--- START OF RECORDS PROVIDED ---
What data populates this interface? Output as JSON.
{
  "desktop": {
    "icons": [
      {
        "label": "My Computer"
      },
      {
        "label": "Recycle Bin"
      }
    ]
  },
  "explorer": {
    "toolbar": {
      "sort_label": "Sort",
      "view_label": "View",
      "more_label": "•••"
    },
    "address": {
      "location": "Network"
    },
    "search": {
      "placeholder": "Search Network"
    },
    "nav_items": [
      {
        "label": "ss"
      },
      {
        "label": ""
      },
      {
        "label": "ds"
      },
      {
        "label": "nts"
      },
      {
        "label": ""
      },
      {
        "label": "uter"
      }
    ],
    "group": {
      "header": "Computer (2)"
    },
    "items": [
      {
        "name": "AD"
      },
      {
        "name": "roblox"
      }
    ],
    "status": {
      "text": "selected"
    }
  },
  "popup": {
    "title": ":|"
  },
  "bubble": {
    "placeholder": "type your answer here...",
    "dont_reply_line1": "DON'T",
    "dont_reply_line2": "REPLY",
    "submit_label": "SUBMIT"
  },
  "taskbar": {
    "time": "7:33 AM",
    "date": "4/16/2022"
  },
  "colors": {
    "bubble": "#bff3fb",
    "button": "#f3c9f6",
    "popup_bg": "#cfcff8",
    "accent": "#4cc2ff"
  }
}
--- END OF RECORDS PROVIDED ---
PROBLEM TO SOLVE
From the preceding material, extract every line exactly.

WRITTEN RESPONSE
What data populates this interface? Output as JSON.
{
  "desktop": {
    "icons": [
      {
        "label": "My Computer"
      },
      {
        "label": "Recycle Bin"
      }
    ]
  },
  "explorer": {
    "toolbar": {
      "sort_label": "Sort",
      "view_label": "View",
      "more_label": "•••"
    },
    "address": {
      "location": "Network"
    },
    "search": {
      "placeholder": "Search Network"
    },
    "nav_items": [
      {
        "label": "ss"
      },
      {
        "label": ""
      },
      {
        "label": "ds"
      },
      {
        "label": "nts"
      },
      {
        "label": ""
      },
      {
        "label": "uter"
      }
    ],
    "group": {
      "header": "Computer (2)"
    },
    "items": [
      {
        "name": "AD"
      },
      {
        "name": "roblox"
      }
    ],
    "status": {
      "text": "selected"
    }
  },
  "popup": {
    "title": ":|"
  },
  "bubble": {
    "placeholder": "type your answer here...",
    "dont_reply_line1": "DON'T",
    "dont_reply_line2": "REPLY",
    "submit_label": "SUBMIT"
  },
  "taskbar": {
    "time": "7:33 AM",
    "date": "4/16/2022"
  },
  "colors": {
    "bubble": "#bff3fb",
    "button": "#f3c9f6",
    "popup_bg": "#cfcff8",
    "accent": "#4cc2ff"
  }
}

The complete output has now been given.